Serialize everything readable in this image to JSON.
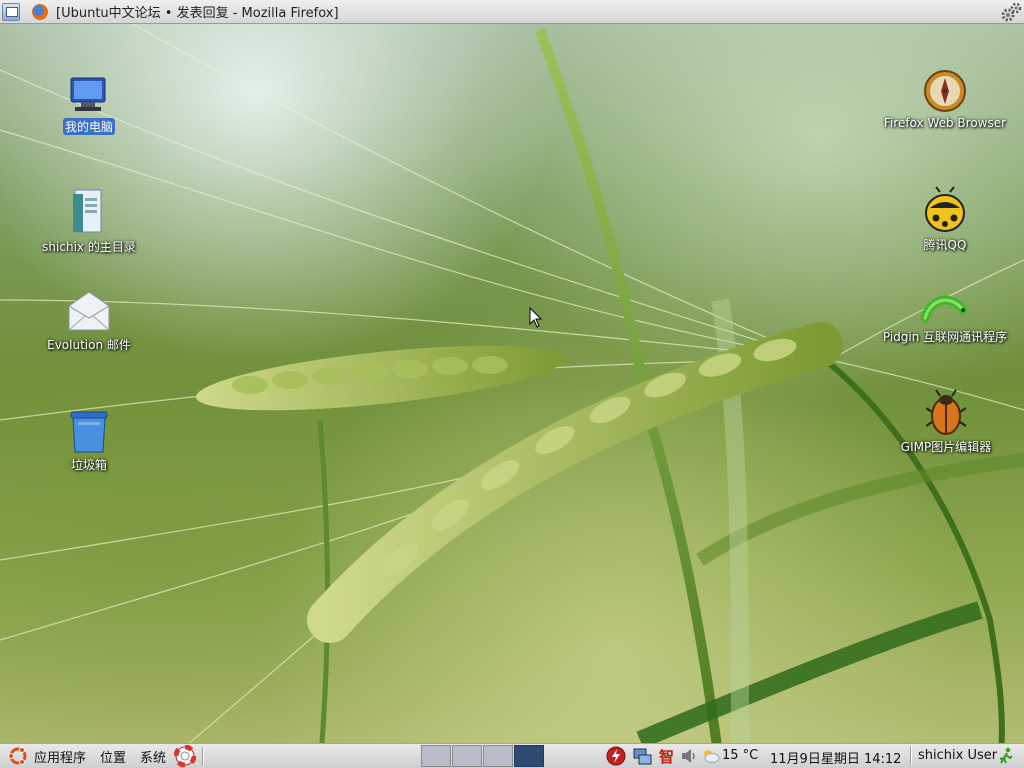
{
  "top_panel": {
    "window_title": "[Ubuntu中文论坛 • 发表回复 - Mozilla Firefox]"
  },
  "desktop_left": [
    {
      "label": "我的电脑",
      "icon": "computer-icon"
    },
    {
      "label": "shichix 的主目录",
      "icon": "home-folder-icon"
    },
    {
      "label": "Evolution 邮件",
      "icon": "mail-icon"
    },
    {
      "label": "垃圾箱",
      "icon": "trash-icon"
    }
  ],
  "desktop_right": [
    {
      "label": "Firefox Web Browser",
      "icon": "compass-icon"
    },
    {
      "label": "腾讯QQ",
      "icon": "qq-ladybug-icon"
    },
    {
      "label": "Pidgin 互联网通讯程序",
      "icon": "pidgin-icon"
    },
    {
      "label": "GIMP图片编辑器",
      "icon": "gimp-bug-icon"
    }
  ],
  "bottom_panel": {
    "menus": [
      "应用程序",
      "位置",
      "系统"
    ],
    "temperature": "15 °C",
    "clock": "11月9日星期日 14:12",
    "user": "shichix User"
  },
  "colors": {
    "selection": "#3c6fc6",
    "active_workspace": "#2f4b73",
    "panel": "#dcdcdc"
  }
}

• _Required task_
List all lines holding the string "label".

• _Final result_
      "label": "我的电脑",
      "label": "shichix 的主目录",
      "label": "Evolution 邮件",
      "label": "垃圾箱",
      "label": "Firefox Web Browser",
      "label": "腾讯QQ",
      "label": "Pidgin 互联网通讯程序",
      "label": "GIMP图片编辑器",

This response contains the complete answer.